-- Start Supplied records --

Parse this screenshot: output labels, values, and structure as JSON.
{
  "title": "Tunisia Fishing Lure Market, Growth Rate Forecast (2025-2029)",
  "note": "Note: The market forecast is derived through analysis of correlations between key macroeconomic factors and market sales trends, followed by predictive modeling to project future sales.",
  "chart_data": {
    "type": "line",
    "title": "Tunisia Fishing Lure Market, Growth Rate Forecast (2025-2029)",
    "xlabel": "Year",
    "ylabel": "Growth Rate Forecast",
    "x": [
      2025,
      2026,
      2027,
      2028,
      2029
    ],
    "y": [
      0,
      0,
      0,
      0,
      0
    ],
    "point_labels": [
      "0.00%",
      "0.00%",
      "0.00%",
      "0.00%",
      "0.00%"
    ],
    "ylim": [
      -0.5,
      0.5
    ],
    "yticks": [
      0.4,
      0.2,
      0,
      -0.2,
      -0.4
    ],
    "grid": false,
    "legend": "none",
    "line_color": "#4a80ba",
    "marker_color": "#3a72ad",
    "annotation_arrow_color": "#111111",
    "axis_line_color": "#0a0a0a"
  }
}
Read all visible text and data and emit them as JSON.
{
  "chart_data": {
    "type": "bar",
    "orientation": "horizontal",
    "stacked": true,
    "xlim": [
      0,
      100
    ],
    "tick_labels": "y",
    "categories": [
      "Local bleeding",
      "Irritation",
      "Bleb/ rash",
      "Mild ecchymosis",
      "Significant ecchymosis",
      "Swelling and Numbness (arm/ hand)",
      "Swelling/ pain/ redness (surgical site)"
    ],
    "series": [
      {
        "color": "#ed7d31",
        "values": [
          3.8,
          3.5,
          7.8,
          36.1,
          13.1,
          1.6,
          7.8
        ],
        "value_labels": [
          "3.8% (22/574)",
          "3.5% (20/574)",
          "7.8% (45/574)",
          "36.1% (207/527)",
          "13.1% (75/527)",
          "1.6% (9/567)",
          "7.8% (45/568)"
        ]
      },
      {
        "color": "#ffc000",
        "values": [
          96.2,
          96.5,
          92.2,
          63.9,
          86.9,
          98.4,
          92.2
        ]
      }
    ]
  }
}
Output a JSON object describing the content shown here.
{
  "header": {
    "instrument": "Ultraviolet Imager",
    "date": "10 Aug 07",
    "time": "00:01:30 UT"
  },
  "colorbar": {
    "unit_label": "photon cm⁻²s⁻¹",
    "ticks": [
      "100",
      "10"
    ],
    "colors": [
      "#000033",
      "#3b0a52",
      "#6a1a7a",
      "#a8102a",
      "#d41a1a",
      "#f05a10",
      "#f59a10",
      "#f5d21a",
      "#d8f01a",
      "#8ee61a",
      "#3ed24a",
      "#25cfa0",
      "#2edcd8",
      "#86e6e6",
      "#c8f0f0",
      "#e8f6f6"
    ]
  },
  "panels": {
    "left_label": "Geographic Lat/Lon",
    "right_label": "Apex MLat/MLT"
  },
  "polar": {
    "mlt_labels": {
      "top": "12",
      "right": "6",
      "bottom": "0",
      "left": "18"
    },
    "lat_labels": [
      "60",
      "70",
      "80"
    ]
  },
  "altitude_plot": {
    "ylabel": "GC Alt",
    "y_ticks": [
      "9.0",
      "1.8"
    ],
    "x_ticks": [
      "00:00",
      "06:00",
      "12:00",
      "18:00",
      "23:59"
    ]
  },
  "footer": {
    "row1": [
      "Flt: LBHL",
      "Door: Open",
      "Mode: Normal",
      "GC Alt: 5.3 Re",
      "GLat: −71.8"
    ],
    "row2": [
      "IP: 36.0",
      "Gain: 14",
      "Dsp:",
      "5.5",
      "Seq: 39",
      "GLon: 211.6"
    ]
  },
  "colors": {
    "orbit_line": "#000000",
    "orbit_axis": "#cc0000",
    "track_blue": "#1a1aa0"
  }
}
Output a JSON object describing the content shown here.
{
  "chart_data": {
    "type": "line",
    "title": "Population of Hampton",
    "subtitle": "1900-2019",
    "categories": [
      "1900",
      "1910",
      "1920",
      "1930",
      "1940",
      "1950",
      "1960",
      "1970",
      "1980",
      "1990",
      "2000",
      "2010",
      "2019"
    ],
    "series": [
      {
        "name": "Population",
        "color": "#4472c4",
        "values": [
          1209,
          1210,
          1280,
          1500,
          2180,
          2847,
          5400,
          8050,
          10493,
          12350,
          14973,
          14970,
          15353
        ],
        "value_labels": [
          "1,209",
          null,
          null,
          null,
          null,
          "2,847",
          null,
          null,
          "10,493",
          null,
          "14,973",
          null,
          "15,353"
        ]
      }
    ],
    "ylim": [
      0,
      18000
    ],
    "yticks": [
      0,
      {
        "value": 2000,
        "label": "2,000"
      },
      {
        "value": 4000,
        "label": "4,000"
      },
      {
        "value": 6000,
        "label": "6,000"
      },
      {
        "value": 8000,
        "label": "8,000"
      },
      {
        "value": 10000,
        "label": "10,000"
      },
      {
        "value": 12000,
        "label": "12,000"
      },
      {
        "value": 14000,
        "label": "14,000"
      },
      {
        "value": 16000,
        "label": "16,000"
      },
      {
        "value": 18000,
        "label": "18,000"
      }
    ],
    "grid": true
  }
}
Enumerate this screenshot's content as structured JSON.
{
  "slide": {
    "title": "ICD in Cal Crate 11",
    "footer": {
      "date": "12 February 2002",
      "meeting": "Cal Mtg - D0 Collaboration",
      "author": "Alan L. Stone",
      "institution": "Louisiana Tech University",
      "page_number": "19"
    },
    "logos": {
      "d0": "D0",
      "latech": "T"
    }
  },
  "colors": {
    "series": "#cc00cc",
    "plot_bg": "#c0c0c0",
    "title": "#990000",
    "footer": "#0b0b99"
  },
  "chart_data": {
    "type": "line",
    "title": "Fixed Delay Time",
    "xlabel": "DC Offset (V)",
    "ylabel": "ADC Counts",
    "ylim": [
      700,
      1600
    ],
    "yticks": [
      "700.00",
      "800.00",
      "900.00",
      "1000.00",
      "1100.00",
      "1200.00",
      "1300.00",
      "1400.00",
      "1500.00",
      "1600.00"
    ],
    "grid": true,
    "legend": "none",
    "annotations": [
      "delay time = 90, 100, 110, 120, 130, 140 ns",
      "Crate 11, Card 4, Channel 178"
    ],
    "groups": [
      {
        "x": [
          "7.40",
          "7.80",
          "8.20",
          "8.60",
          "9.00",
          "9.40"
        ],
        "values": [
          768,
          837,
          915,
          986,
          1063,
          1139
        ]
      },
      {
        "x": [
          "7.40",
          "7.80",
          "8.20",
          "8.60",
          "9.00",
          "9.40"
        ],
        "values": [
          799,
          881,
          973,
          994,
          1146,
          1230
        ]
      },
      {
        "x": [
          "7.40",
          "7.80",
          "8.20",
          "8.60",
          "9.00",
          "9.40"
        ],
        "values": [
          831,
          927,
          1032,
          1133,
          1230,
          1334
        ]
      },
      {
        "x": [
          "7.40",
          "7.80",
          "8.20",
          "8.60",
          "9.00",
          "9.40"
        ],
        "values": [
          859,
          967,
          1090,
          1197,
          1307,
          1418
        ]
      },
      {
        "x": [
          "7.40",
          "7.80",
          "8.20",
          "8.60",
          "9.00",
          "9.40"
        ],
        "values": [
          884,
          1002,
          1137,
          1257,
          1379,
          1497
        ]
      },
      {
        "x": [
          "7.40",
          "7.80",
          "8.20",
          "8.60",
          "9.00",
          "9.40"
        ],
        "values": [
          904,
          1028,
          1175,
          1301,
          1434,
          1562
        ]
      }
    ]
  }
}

-- End Supplied records --

> _Exercise_
Using the listing above, retype each line exactly.

> _Exercise result_
Parse this screenshot: output labels, values, and structure as JSON.
{
  "title": "Tunisia Fishing Lure Market, Growth Rate Forecast (2025-2029)",
  "note": "Note: The market forecast is derived through analysis of correlations between key macroeconomic factors and market sales trends, followed by predictive modeling to project future sales.",
  "chart_data": {
    "type": "line",
    "title": "Tunisia Fishing Lure Market, Growth Rate Forecast (2025-2029)",
    "xlabel": "Year",
    "ylabel": "Growth Rate Forecast",
    "x": [
      2025,
      2026,
      2027,
      2028,
      2029
    ],
    "y": [
      0,
      0,
      0,
      0,
      0
    ],
    "point_labels": [
      "0.00%",
      "0.00%",
      "0.00%",
      "0.00%",
      "0.00%"
    ],
    "ylim": [
      -0.5,
      0.5
    ],
    "yticks": [
      0.4,
      0.2,
      0,
      -0.2,
      -0.4
    ],
    "grid": false,
    "legend": "none",
    "line_color": "#4a80ba",
    "marker_color": "#3a72ad",
    "annotation_arrow_color": "#111111",
    "axis_line_color": "#0a0a0a"
  }
}
Read all visible text and data and emit them as JSON.
{
  "chart_data": {
    "type": "bar",
    "orientation": "horizontal",
    "stacked": true,
    "xlim": [
      0,
      100
    ],
    "tick_labels": "y",
    "categories": [
      "Local bleeding",
      "Irritation",
      "Bleb/ rash",
      "Mild ecchymosis",
      "Significant ecchymosis",
      "Swelling and Numbness (arm/ hand)",
      "Swelling/ pain/ redness (surgical site)"
    ],
    "series": [
      {
        "color": "#ed7d31",
        "values": [
          3.8,
          3.5,
          7.8,
          36.1,
          13.1,
          1.6,
          7.8
        ],
        "value_labels": [
          "3.8% (22/574)",
          "3.5% (20/574)",
          "7.8% (45/574)",
          "36.1% (207/527)",
          "13.1% (75/527)",
          "1.6% (9/567)",
          "7.8% (45/568)"
        ]
      },
      {
        "color": "#ffc000",
        "values": [
          96.2,
          96.5,
          92.2,
          63.9,
          86.9,
          98.4,
          92.2
        ]
      }
    ]
  }
}
Output a JSON object describing the content shown here.
{
  "header": {
    "instrument": "Ultraviolet Imager",
    "date": "10 Aug 07",
    "time": "00:01:30 UT"
  },
  "colorbar": {
    "unit_label": "photon cm⁻²s⁻¹",
    "ticks": [
      "100",
      "10"
    ],
    "colors": [
      "#000033",
      "#3b0a52",
      "#6a1a7a",
      "#a8102a",
      "#d41a1a",
      "#f05a10",
      "#f59a10",
      "#f5d21a",
      "#d8f01a",
      "#8ee61a",
      "#3ed24a",
      "#25cfa0",
      "#2edcd8",
      "#86e6e6",
      "#c8f0f0",
      "#e8f6f6"
    ]
  },
  "panels": {
    "left_label": "Geographic Lat/Lon",
    "right_label": "Apex MLat/MLT"
  },
  "polar": {
    "mlt_labels": {
      "top": "12",
      "right": "6",
      "bottom": "0",
      "left": "18"
    },
    "lat_labels": [
      "60",
      "70",
      "80"
    ]
  },
  "altitude_plot": {
    "ylabel": "GC Alt",
    "y_ticks": [
      "9.0",
      "1.8"
    ],
    "x_ticks": [
      "00:00",
      "06:00",
      "12:00",
      "18:00",
      "23:59"
    ]
  },
  "footer": {
    "row1": [
      "Flt: LBHL",
      "Door: Open",
      "Mode: Normal",
      "GC Alt: 5.3 Re",
      "GLat: −71.8"
    ],
    "row2": [
      "IP: 36.0",
      "Gain: 14",
      "Dsp:",
      "5.5",
      "Seq: 39",
      "GLon: 211.6"
    ]
  },
  "colors": {
    "orbit_line": "#000000",
    "orbit_axis": "#cc0000",
    "track_blue": "#1a1aa0"
  }
}
Output a JSON object describing the content shown here.
{
  "chart_data": {
    "type": "line",
    "title": "Population of Hampton",
    "subtitle": "1900-2019",
    "categories": [
      "1900",
      "1910",
      "1920",
      "1930",
      "1940",
      "1950",
      "1960",
      "1970",
      "1980",
      "1990",
      "2000",
      "2010",
      "2019"
    ],
    "series": [
      {
        "name": "Population",
        "color": "#4472c4",
        "values": [
          1209,
          1210,
          1280,
          1500,
          2180,
          2847,
          5400,
          8050,
          10493,
          12350,
          14973,
          14970,
          15353
        ],
        "value_labels": [
          "1,209",
          null,
          null,
          null,
          null,
          "2,847",
          null,
          null,
          "10,493",
          null,
          "14,973",
          null,
          "15,353"
        ]
      }
    ],
    "ylim": [
      0,
      18000
    ],
    "yticks": [
      0,
      {
        "value": 2000,
        "label": "2,000"
      },
      {
        "value": 4000,
        "label": "4,000"
      },
      {
        "value": 6000,
        "label": "6,000"
      },
      {
        "value": 8000,
        "label": "8,000"
      },
      {
        "value": 10000,
        "label": "10,000"
      },
      {
        "value": 12000,
        "label": "12,000"
      },
      {
        "value": 14000,
        "label": "14,000"
      },
      {
        "value": 16000,
        "label": "16,000"
      },
      {
        "value": 18000,
        "label": "18,000"
      }
    ],
    "grid": true
  }
}
Enumerate this screenshot's content as structured JSON.
{
  "slide": {
    "title": "ICD in Cal Crate 11",
    "footer": {
      "date": "12 February 2002",
      "meeting": "Cal Mtg - D0 Collaboration",
      "author": "Alan L. Stone",
      "institution": "Louisiana Tech University",
      "page_number": "19"
    },
    "logos": {
      "d0": "D0",
      "latech": "T"
    }
  },
  "colors": {
    "series": "#cc00cc",
    "plot_bg": "#c0c0c0",
    "title": "#990000",
    "footer": "#0b0b99"
  },
  "chart_data": {
    "type": "line",
    "title": "Fixed Delay Time",
    "xlabel": "DC Offset (V)",
    "ylabel": "ADC Counts",
    "ylim": [
      700,
      1600
    ],
    "yticks": [
      "700.00",
      "800.00",
      "900.00",
      "1000.00",
      "1100.00",
      "1200.00",
      "1300.00",
      "1400.00",
      "1500.00",
      "1600.00"
    ],
    "grid": true,
    "legend": "none",
    "annotations": [
      "delay time = 90, 100, 110, 120, 130, 140 ns",
      "Crate 11, Card 4, Channel 178"
    ],
    "groups": [
      {
        "x": [
          "7.40",
          "7.80",
          "8.20",
          "8.60",
          "9.00",
          "9.40"
        ],
        "values": [
          768,
          837,
          915,
          986,
          1063,
          1139
        ]
      },
      {
        "x": [
          "7.40",
          "7.80",
          "8.20",
          "8.60",
          "9.00",
          "9.40"
        ],
        "values": [
          799,
          881,
          973,
          994,
          1146,
          1230
        ]
      },
      {
        "x": [
          "7.40",
          "7.80",
          "8.20",
          "8.60",
          "9.00",
          "9.40"
        ],
        "values": [
          831,
          927,
          1032,
          1133,
          1230,
          1334
        ]
      },
      {
        "x": [
          "7.40",
          "7.80",
          "8.20",
          "8.60",
          "9.00",
          "9.40"
        ],
        "values": [
          859,
          967,
          1090,
          1197,
          1307,
          1418
        ]
      },
      {
        "x": [
          "7.40",
          "7.80",
          "8.20",
          "8.60",
          "9.00",
          "9.40"
        ],
        "values": [
          884,
          1002,
          1137,
          1257,
          1379,
          1497
        ]
      },
      {
        "x": [
          "7.40",
          "7.80",
          "8.20",
          "8.60",
          "9.00",
          "9.40"
        ],
        "values": [
          904,
          1028,
          1175,
          1301,
          1434,
          1562
        ]
      }
    ]
  }
}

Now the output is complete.